* start *

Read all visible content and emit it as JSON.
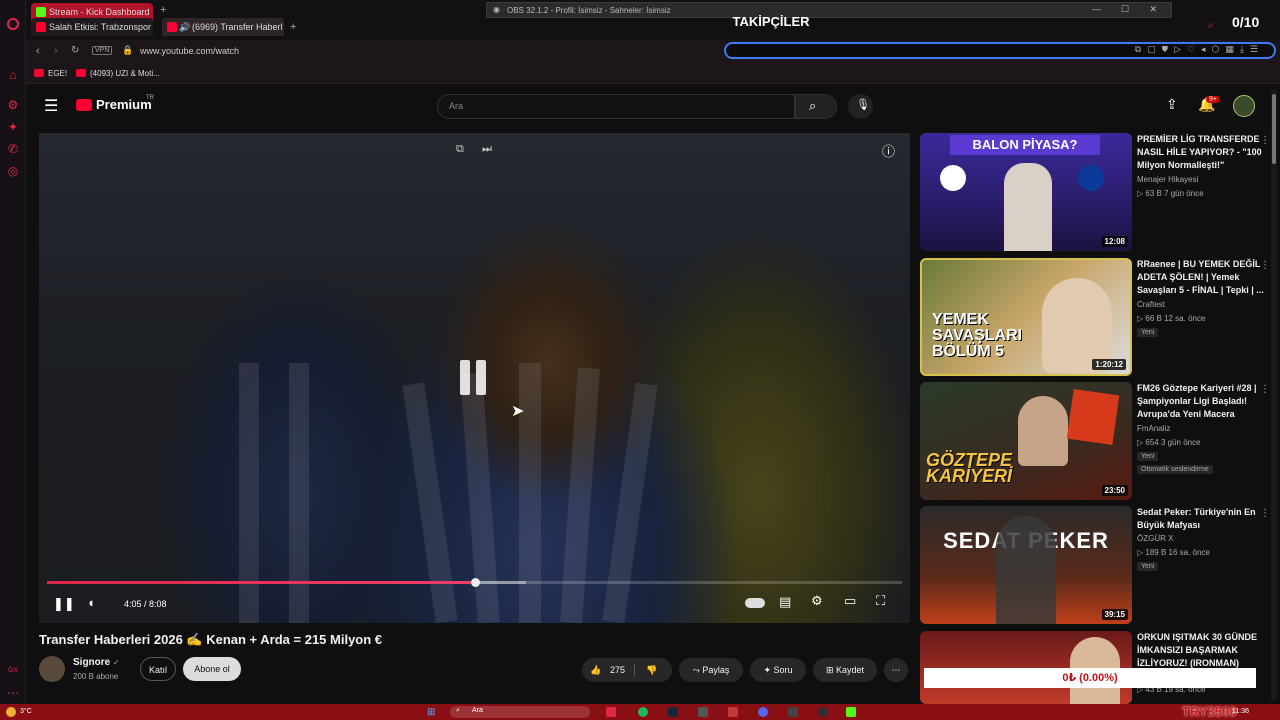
{
  "browser": {
    "tabs": [
      {
        "label": "Stream - Kick Dashboard"
      },
      {
        "label": "Salah Etkisi: Trabzonspor 6"
      },
      {
        "label": "(6969) Transfer Haberl"
      }
    ],
    "obs_title": "OBS 32.1.2 - Profil: İsimsiz - Sahneler: İsimsiz",
    "url": "www.youtube.com/watch",
    "vpn_label": "VPN",
    "bookmarks": [
      "EGE!",
      "(4093) UZI & Moti..."
    ]
  },
  "overlay": {
    "followers_label": "TAKİPÇİLER",
    "followers_count": "0/10",
    "donation": "0₺ (0.00%)",
    "try_label": "TRY3500"
  },
  "youtube": {
    "logo": "Premium",
    "logo_sup": "TR",
    "search_placeholder": "Ara",
    "notif_count": "9+",
    "player": {
      "time": "4:05 / 8:08",
      "progress": 0.5
    },
    "video_title": "Transfer Haberleri 2026 ✍️ Kenan + Arda = 215 Milyon €",
    "channel_name": "Signore",
    "subscribers": "200 B abone",
    "join_label": "Katıl",
    "subscribe_label": "Abone ol",
    "likes": "275",
    "share_label": "Paylaş",
    "ask_label": "Soru",
    "save_label": "Kaydet",
    "recommendations": [
      {
        "thumb_text": "BALON PİYASA?",
        "duration": "12:08",
        "title": "PREMİER LİG TRANSFERDE NASIL HİLE YAPIYOR? - \"100 Milyon Normalleşti!\"",
        "channel": "Menajer Hikayesi",
        "meta": "▷ 63 B   7 gün önce",
        "badge": ""
      },
      {
        "thumb_text": "YEMEK SAVAŞLARI BÖLÜM 5",
        "duration": "1:20:12",
        "title": "RRaenee | BU YEMEK DEĞİL ADETA ŞÖLEN! | Yemek Savaşları 5 - FİNAL | Tepki | ...",
        "channel": "Craftest",
        "meta": "▷ 66 B   12 sa. önce",
        "badge": "Yeni"
      },
      {
        "thumb_text": "GÖZTEPE KARİYERİ",
        "duration": "23:50",
        "title": "FM26 Göztepe Kariyeri #28 | Şampiyonlar Ligi Başladı! Avrupa'da Yeni Macera",
        "channel": "FmAnaliz",
        "meta": "▷ 654   3 gün önce",
        "badge": "Yeni",
        "extra": "Otomatik seslendirme"
      },
      {
        "thumb_text": "SEDAT PEKER",
        "duration": "39:15",
        "title": "Sedat Peker: Türkiye'nin En Büyük Mafyası",
        "channel": "ÖZGÜR X",
        "meta": "▷ 189 B   16 sa. önce",
        "badge": "Yeni"
      },
      {
        "thumb_text": "",
        "duration": "",
        "title": "ORKUN IŞITMAK 30 GÜNDE İMKANSIZI BAŞARMAK İZLİYORUZ! (IRONMAN)",
        "channel": "",
        "meta": "▷ 43 B   19 sa. önce",
        "badge": ""
      }
    ]
  },
  "taskbar": {
    "weather": "3°C",
    "search": "Ara",
    "clock": "11:36"
  },
  "colors": {
    "accent": "#e0264b",
    "yt_red": "#ff0033",
    "taskbar": "#8a0f14"
  }
}
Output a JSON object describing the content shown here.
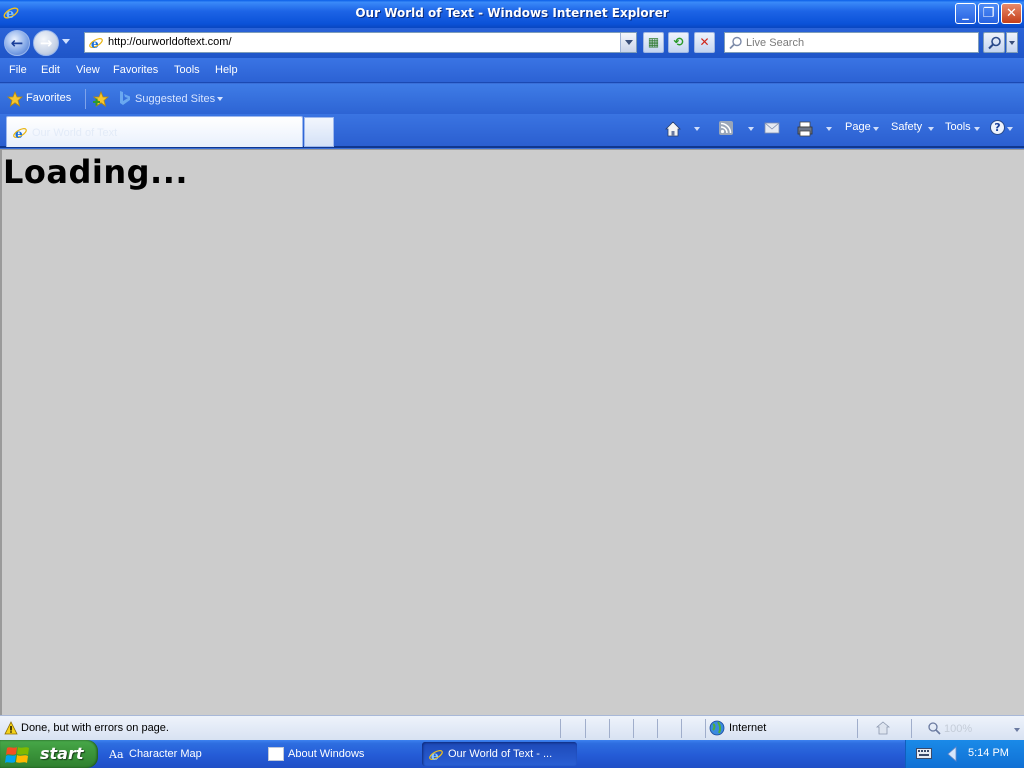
{
  "window": {
    "title": "Our World of Text - Windows Internet Explorer",
    "controls": {
      "minimize": "_",
      "maximize": "❐",
      "close": "✕"
    }
  },
  "address_bar": {
    "url": "http://ourworldoftext.com/"
  },
  "search": {
    "placeholder": "Live Search"
  },
  "menu": {
    "items": [
      "File",
      "Edit",
      "View",
      "Favorites",
      "Tools",
      "Help"
    ]
  },
  "favorites_bar": {
    "favorites_label": "Favorites",
    "suggested_sites_label": "Suggested Sites"
  },
  "tabs": [
    {
      "title": "Our World of Text",
      "active": true
    }
  ],
  "command_bar": {
    "page_label": "Page",
    "safety_label": "Safety",
    "tools_label": "Tools",
    "help_label": "?"
  },
  "content": {
    "heading": "Loading..."
  },
  "status_bar": {
    "message": "Done, but with errors on page.",
    "zone": "Internet",
    "zoom": "100%"
  },
  "taskbar": {
    "start_label": "start",
    "tasks": [
      {
        "label": "Character Map",
        "icon": "character-map-icon",
        "active": false
      },
      {
        "label": "About Windows",
        "icon": "window-icon",
        "active": false
      },
      {
        "label": "Our World of Text - ...",
        "icon": "ie-icon",
        "active": true
      }
    ],
    "clock": "5:14 PM"
  },
  "colors": {
    "title_bar": "#0b52d8",
    "content_bg": "#cccccc",
    "start_button": "#3c973c",
    "taskbar": "#245bd6"
  }
}
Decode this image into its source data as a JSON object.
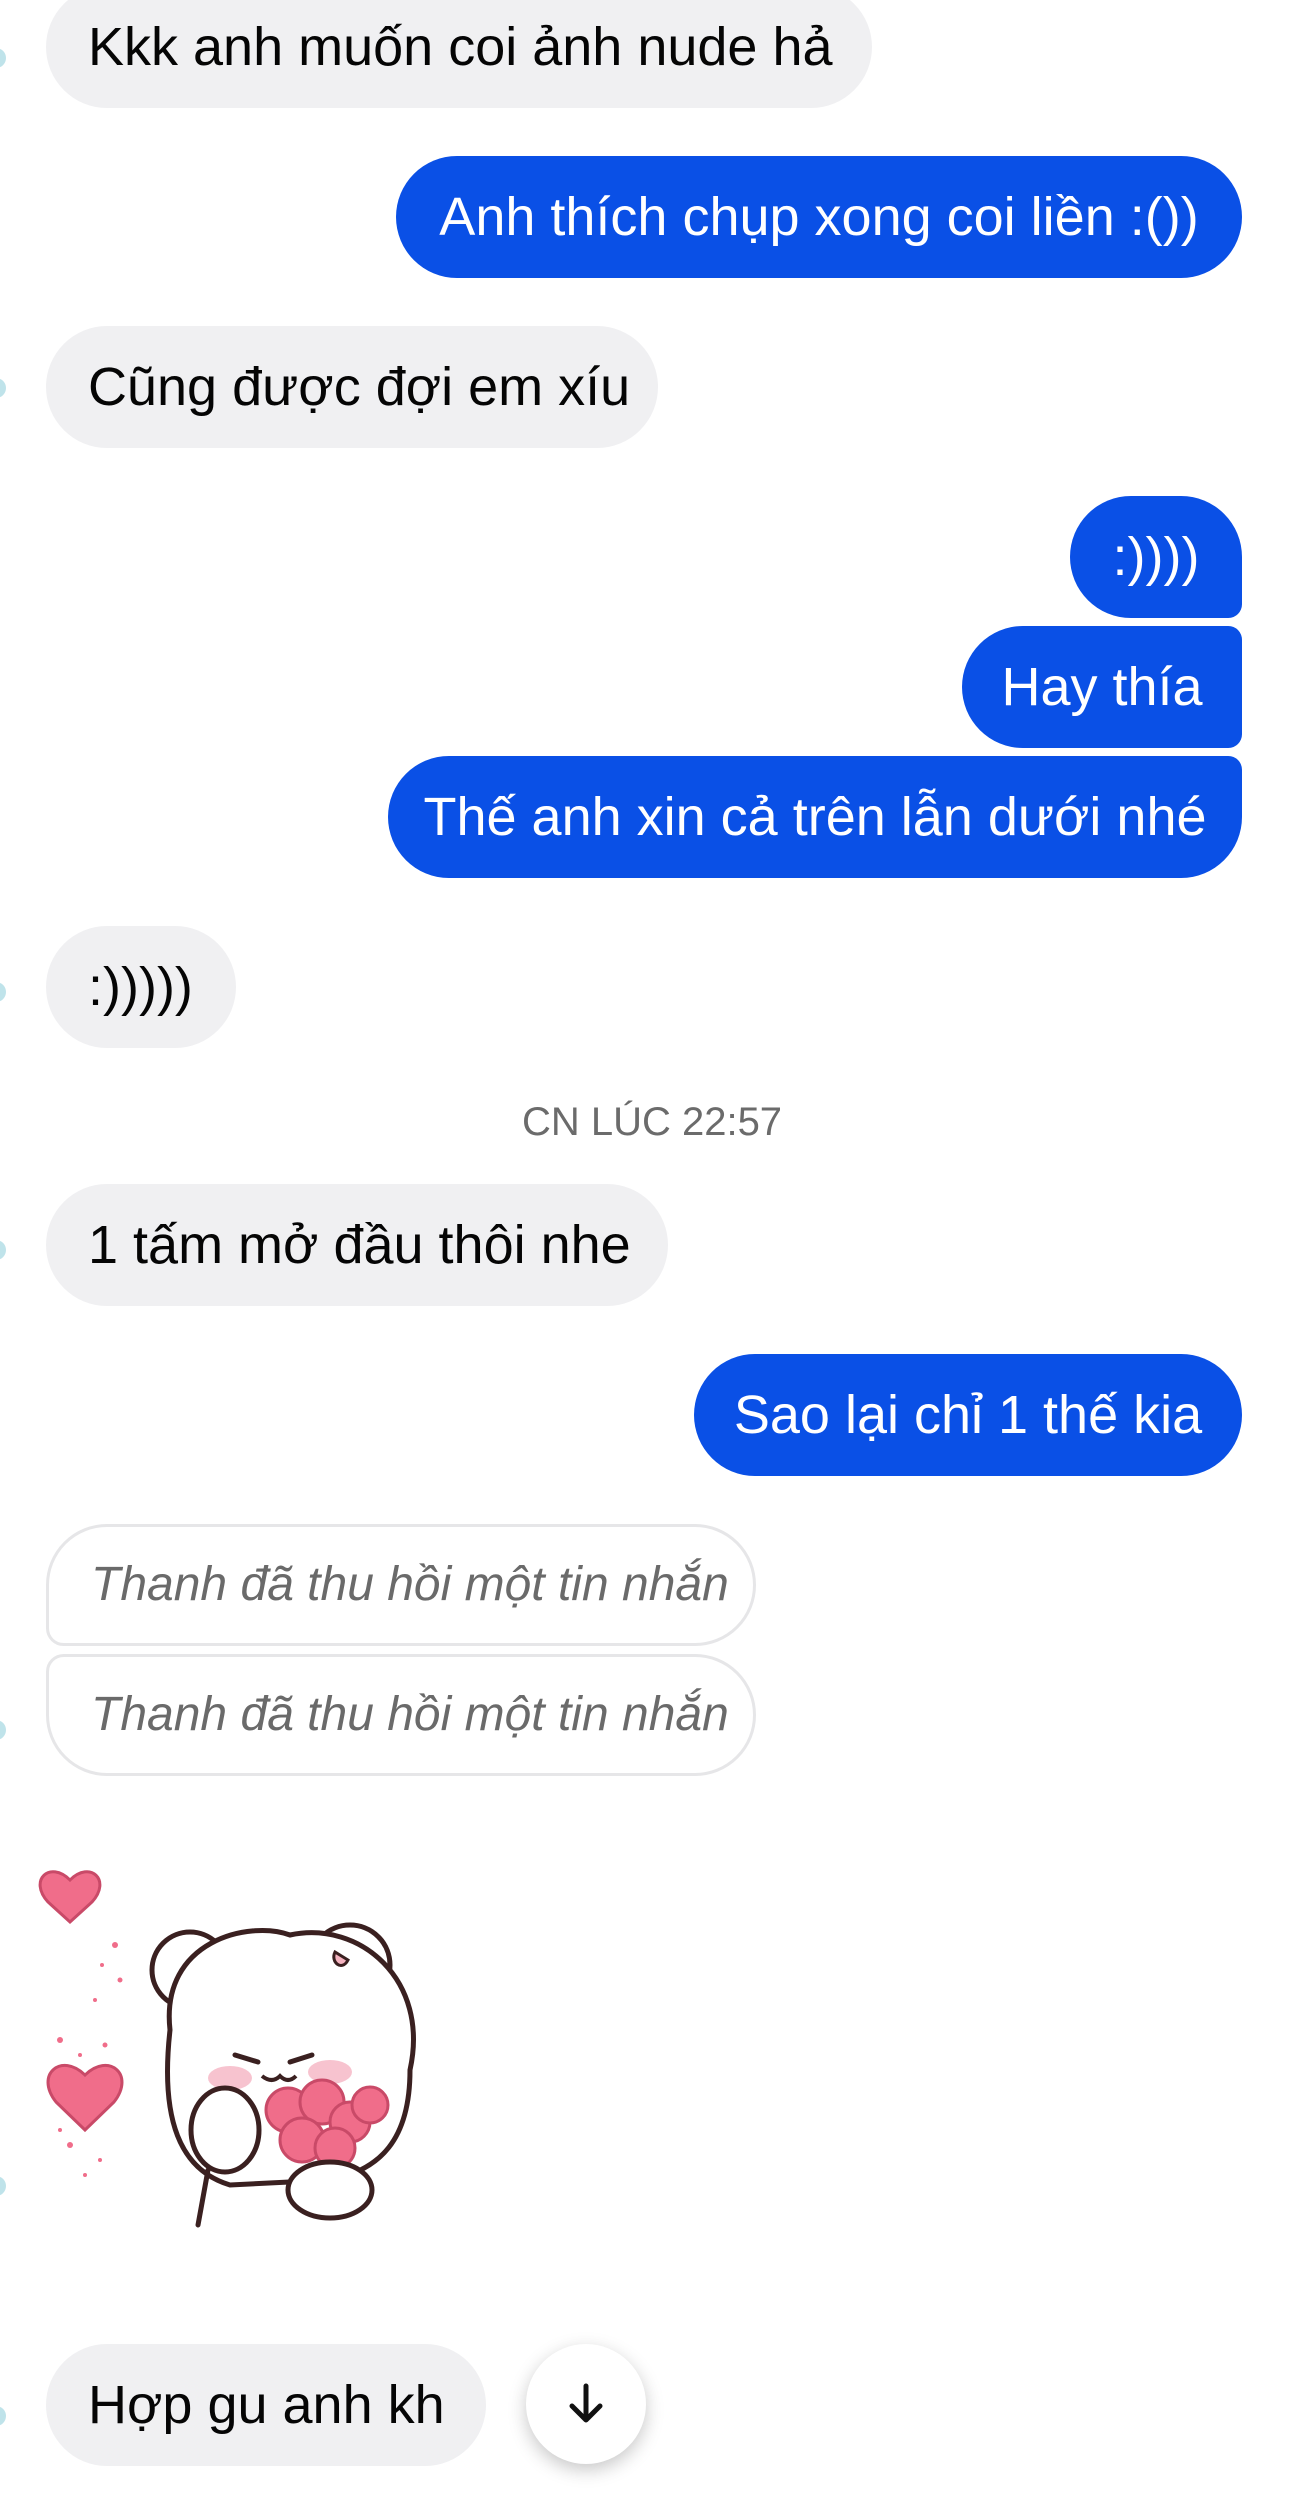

* end *

# THE PROBLEM
Write out the listing above again, exactly, but with no pictures in the copy.

# THE REPLY
Read all visible content and emit it as JSON.
{
  "browser": {
    "tabs": [
      {
        "label": "Stream - Kick Dashboard"
      },
      {
        "label": "Salah Etkisi: Trabzonspor 6"
      },
      {
        "label": "(6969) Transfer Haberl"
      }
    ],
    "obs_title": "OBS 32.1.2 - Profil: İsimsiz - Sahneler: İsimsiz",
    "url": "www.youtube.com/watch",
    "vpn_label": "VPN",
    "bookmarks": [
      "EGE!",
      "(4093) UZI & Moti..."
    ]
  },
  "overlay": {
    "followers_label": "TAKİPÇİLER",
    "followers_count": "0/10",
    "donation": "0₺ (0.00%)",
    "try_label": "TRY3500"
  },
  "youtube": {
    "logo": "Premium",
    "logo_sup": "TR",
    "search_placeholder": "Ara",
    "notif_count": "9+",
    "player": {
      "time": "4:05 / 8:08",
      "progress": 0.5
    },
    "video_title": "Transfer Haberleri 2026 ✍️ Kenan + Arda = 215 Milyon €",
    "channel_name": "Signore",
    "subscribers": "200 B abone",
    "join_label": "Katıl",
    "subscribe_label": "Abone ol",
    "likes": "275",
    "share_label": "Paylaş",
    "ask_label": "Soru",
    "save_label": "Kaydet",
    "recommendations": [
      {
        "thumb_text": "BALON PİYASA?",
        "duration": "12:08",
        "title": "PREMİER LİG TRANSFERDE NASIL HİLE YAPIYOR? - \"100 Milyon Normalleşti!\"",
        "channel": "Menajer Hikayesi",
        "meta": "▷ 63 B   7 gün önce",
        "badge": ""
      },
      {
        "thumb_text": "YEMEK SAVAŞLARI BÖLÜM 5",
        "duration": "1:20:12",
        "title": "RRaenee | BU YEMEK DEĞİL ADETA ŞÖLEN! | Yemek Savaşları 5 - FİNAL | Tepki | ...",
        "channel": "Craftest",
        "meta": "▷ 66 B   12 sa. önce",
        "badge": "Yeni"
      },
      {
        "thumb_text": "GÖZTEPE KARİYERİ",
        "duration": "23:50",
        "title": "FM26 Göztepe Kariyeri #28 | Şampiyonlar Ligi Başladı! Avrupa'da Yeni Macera",
        "channel": "FmAnaliz",
        "meta": "▷ 654   3 gün önce",
        "badge": "Yeni",
        "extra": "Otomatik seslendirme"
      },
      {
        "thumb_text": "SEDAT PEKER",
        "duration": "39:15",
        "title": "Sedat Peker: Türkiye'nin En Büyük Mafyası",
        "channel": "ÖZGÜR X",
        "meta": "▷ 189 B   16 sa. önce",
        "badge": "Yeni"
      },
      {
        "thumb_text": "",
        "duration": "",
        "title": "ORKUN IŞITMAK 30 GÜNDE İMKANSIZI BAŞARMAK İZLİYORUZ! (IRONMAN)",
        "channel": "",
        "meta": "▷ 43 B   19 sa. önce",
        "badge": ""
      }
    ]
  },
  "taskbar": {
    "weather": "3°C",
    "search": "Ara",
    "clock": "11:36"
  },
  "colors": {
    "accent": "#e0264b",
    "yt_red": "#ff0033",
    "taskbar": "#8a0f14"
  }
}
Output a JSON object describing the content shown here.
{
  "window": {
    "title": "Our World of Text - Windows Internet Explorer",
    "controls": {
      "minimize": "_",
      "maximize": "❐",
      "close": "✕"
    }
  },
  "address_bar": {
    "url": "http://ourworldoftext.com/"
  },
  "search": {
    "placeholder": "Live Search"
  },
  "menu": {
    "items": [
      "File",
      "Edit",
      "View",
      "Favorites",
      "Tools",
      "Help"
    ]
  },
  "favorites_bar": {
    "favorites_label": "Favorites",
    "suggested_sites_label": "Suggested Sites"
  },
  "tabs": [
    {
      "title": "Our World of Text",
      "active": true
    }
  ],
  "command_bar": {
    "page_label": "Page",
    "safety_label": "Safety",
    "tools_label": "Tools",
    "help_label": "?"
  },
  "content": {
    "heading": "Loading..."
  },
  "status_bar": {
    "message": "Done, but with errors on page.",
    "zone": "Internet",
    "zoom": "100%"
  },
  "taskbar": {
    "start_label": "start",
    "tasks": [
      {
        "label": "Character Map",
        "icon": "character-map-icon",
        "active": false
      },
      {
        "label": "About Windows",
        "icon": "window-icon",
        "active": false
      },
      {
        "label": "Our World of Text - ...",
        "icon": "ie-icon",
        "active": true
      }
    ],
    "clock": "5:14 PM"
  },
  "colors": {
    "title_bar": "#0b52d8",
    "content_bg": "#cccccc",
    "start_button": "#3c973c",
    "taskbar": "#245bd6"
  }
}
Decode this image into its source data as a JSON object.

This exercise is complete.